### [WHAT THE EXERCISE ASKS]
Copy out each line that mentions the word "Doña".

┏━━

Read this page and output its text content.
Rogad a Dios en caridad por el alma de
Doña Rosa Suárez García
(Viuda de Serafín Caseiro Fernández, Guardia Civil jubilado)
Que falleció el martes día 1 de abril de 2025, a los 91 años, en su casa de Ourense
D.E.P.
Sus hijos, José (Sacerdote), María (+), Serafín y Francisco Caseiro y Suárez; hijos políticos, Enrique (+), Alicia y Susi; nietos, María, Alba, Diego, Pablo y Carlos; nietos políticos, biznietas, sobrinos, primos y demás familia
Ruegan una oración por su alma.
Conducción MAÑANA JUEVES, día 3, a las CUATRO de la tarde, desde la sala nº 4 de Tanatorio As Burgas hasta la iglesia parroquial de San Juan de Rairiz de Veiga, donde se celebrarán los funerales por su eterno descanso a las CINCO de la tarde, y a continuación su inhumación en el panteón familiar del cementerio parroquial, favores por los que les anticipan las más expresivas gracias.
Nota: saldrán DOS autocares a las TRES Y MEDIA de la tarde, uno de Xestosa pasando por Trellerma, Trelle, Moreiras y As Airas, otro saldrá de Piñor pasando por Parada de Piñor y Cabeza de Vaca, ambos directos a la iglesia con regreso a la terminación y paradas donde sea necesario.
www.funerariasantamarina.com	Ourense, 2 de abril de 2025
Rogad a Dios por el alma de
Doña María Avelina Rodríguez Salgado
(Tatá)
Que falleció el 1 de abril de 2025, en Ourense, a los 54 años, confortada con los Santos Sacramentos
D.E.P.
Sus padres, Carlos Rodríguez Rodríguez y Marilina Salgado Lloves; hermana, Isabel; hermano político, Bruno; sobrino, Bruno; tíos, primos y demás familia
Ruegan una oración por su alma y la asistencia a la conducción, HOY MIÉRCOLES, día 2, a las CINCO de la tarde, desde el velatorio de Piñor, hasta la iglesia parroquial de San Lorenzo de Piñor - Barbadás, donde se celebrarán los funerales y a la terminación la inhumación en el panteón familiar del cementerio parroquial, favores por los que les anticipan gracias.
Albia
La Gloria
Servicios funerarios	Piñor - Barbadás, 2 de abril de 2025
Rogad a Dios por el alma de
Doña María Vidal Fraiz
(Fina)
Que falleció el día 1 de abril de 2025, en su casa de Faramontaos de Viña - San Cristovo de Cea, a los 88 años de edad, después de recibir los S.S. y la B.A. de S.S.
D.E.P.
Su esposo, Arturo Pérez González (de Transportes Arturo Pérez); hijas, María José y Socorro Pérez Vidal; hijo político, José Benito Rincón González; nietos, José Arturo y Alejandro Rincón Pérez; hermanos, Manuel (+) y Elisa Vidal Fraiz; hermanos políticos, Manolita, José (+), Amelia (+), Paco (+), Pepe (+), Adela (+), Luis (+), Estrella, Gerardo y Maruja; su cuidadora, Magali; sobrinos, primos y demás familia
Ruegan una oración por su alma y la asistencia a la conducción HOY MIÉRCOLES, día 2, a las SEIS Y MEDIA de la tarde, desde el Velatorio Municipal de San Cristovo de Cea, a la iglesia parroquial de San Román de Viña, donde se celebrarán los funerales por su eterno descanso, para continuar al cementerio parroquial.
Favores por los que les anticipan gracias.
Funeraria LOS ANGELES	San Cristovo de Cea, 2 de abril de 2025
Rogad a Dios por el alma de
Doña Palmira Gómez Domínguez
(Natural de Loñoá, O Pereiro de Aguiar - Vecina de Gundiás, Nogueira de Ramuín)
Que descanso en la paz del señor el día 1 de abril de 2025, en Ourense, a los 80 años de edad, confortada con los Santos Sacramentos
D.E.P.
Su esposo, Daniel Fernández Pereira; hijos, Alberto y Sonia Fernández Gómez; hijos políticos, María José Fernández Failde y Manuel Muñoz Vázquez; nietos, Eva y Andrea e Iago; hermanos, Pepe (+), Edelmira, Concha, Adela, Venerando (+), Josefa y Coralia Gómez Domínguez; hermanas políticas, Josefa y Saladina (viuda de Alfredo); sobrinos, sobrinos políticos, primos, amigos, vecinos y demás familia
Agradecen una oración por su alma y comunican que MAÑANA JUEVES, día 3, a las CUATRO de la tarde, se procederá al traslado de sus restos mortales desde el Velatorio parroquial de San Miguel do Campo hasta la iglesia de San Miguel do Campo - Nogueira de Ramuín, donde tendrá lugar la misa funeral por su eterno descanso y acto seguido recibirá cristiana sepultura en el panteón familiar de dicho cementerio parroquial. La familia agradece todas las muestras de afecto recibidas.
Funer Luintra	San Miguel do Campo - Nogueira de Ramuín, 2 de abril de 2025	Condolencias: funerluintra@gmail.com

┗━━

### [RESPONSE]
Doña Rosa Suárez García
Doña María Avelina Rodríguez Salgado
Doña María Vidal Fraiz
Doña Palmira Gómez Domínguez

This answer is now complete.